→ **What is being asked**
Copy out all of the material exactly.

→ **Material supplied**
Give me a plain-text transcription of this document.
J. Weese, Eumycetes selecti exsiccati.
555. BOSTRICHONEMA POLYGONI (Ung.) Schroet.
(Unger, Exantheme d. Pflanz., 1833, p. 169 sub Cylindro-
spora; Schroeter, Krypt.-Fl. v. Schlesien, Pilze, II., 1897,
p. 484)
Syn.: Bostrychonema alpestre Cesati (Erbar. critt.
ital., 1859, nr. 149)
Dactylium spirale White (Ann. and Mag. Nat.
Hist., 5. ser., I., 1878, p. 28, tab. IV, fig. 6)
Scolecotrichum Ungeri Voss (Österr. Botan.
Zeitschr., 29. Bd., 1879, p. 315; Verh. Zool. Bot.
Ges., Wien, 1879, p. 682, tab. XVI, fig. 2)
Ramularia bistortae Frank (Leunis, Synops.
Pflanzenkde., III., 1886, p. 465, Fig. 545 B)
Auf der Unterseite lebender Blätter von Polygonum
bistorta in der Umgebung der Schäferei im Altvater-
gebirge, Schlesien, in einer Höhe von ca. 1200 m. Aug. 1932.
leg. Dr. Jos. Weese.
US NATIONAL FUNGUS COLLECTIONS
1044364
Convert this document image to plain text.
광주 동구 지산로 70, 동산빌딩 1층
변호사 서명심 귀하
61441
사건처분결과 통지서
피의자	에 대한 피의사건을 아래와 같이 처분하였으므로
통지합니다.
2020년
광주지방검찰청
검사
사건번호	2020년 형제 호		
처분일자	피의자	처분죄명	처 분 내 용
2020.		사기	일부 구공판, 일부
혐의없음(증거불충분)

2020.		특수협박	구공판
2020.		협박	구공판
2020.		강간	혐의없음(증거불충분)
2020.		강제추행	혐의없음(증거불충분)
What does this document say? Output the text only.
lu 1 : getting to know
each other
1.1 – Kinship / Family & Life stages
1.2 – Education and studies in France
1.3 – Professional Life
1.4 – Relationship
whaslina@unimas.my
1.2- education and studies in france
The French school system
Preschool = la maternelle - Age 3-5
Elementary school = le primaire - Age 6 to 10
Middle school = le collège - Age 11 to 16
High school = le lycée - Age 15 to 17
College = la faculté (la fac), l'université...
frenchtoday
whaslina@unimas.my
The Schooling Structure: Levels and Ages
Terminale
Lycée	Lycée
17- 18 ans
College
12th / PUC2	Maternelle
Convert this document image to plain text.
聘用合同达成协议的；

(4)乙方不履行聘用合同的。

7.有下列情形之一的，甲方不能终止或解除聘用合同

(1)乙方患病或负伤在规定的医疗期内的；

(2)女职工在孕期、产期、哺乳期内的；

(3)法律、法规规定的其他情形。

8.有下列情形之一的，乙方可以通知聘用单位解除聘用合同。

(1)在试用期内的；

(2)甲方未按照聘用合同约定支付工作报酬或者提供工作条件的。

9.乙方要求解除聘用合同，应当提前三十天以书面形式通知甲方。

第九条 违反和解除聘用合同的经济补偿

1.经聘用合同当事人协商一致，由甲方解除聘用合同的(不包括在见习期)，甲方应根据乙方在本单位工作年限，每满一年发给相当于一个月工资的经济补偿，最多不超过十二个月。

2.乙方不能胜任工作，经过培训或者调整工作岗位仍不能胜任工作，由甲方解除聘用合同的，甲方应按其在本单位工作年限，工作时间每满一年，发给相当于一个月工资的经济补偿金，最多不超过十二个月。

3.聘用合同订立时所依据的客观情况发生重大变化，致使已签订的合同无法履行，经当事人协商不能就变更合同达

→ **Completed task**
Give me a plain-text transcription of this document.
J. Weese, Eumycetes selecti exsiccati.
555. BOSTRICHONEMA POLYGONI (Ung.) Schroet.
(Unger, Exantheme d. Pflanz., 1833, p. 169 sub Cylindro-
spora; Schroeter, Krypt.-Fl. v. Schlesien, Pilze, II., 1897,
p. 484)
Syn.: Bostrychonema alpestre Cesati (Erbar. critt.
ital., 1859, nr. 149)
Dactylium spirale White (Ann. and Mag. Nat.
Hist., 5. ser., I., 1878, p. 28, tab. IV, fig. 6)
Scolecotrichum Ungeri Voss (Österr. Botan.
Zeitschr., 29. Bd., 1879, p. 315; Verh. Zool. Bot.
Ges., Wien, 1879, p. 682, tab. XVI, fig. 2)
Ramularia bistortae Frank (Leunis, Synops.
Pflanzenkde., III., 1886, p. 465, Fig. 545 B)
Auf der Unterseite lebender Blätter von Polygonum
bistorta in der Umgebung der Schäferei im Altvater-
gebirge, Schlesien, in einer Höhe von ca. 1200 m. Aug. 1932.
leg. Dr. Jos. Weese.
US NATIONAL FUNGUS COLLECTIONS
1044364
Convert this document image to plain text.
광주 동구 지산로 70, 동산빌딩 1층
변호사 서명심 귀하
61441
사건처분결과 통지서
피의자	에 대한 피의사건을 아래와 같이 처분하였으므로
통지합니다.
2020년
광주지방검찰청
검사
사건번호	2020년 형제 호		
처분일자	피의자	처분죄명	처 분 내 용
2020.		사기	일부 구공판, 일부
혐의없음(증거불충분)

2020.		특수협박	구공판
2020.		협박	구공판
2020.		강간	혐의없음(증거불충분)
2020.		강제추행	혐의없음(증거불충분)
What does this document say? Output the text only.
lu 1 : getting to know
each other
1.1 – Kinship / Family & Life stages
1.2 – Education and studies in France
1.3 – Professional Life
1.4 – Relationship
whaslina@unimas.my
1.2- education and studies in france
The French school system
Preschool = la maternelle - Age 3-5
Elementary school = le primaire - Age 6 to 10
Middle school = le collège - Age 11 to 16
High school = le lycée - Age 15 to 17
College = la faculté (la fac), l'université...
frenchtoday
whaslina@unimas.my
The Schooling Structure: Levels and Ages
Terminale
Lycée	Lycée
17- 18 ans
College
12th / PUC2	Maternelle
Convert this document image to plain text.
聘用合同达成协议的；

(4)乙方不履行聘用合同的。

7.有下列情形之一的，甲方不能终止或解除聘用合同

(1)乙方患病或负伤在规定的医疗期内的；

(2)女职工在孕期、产期、哺乳期内的；

(3)法律、法规规定的其他情形。

8.有下列情形之一的，乙方可以通知聘用单位解除聘用合同。

(1)在试用期内的；

(2)甲方未按照聘用合同约定支付工作报酬或者提供工作条件的。

9.乙方要求解除聘用合同，应当提前三十天以书面形式通知甲方。

第九条 违反和解除聘用合同的经济补偿

1.经聘用合同当事人协商一致，由甲方解除聘用合同的(不包括在见习期)，甲方应根据乙方在本单位工作年限，每满一年发给相当于一个月工资的经济补偿，最多不超过十二个月。

2.乙方不能胜任工作，经过培训或者调整工作岗位仍不能胜任工作，由甲方解除聘用合同的，甲方应按其在本单位工作年限，工作时间每满一年，发给相当于一个月工资的经济补偿金，最多不超过十二个月。

3.聘用合同订立时所依据的客观情况发生重大变化，致使已签订的合同无法履行，经当事人协商不能就变更合同达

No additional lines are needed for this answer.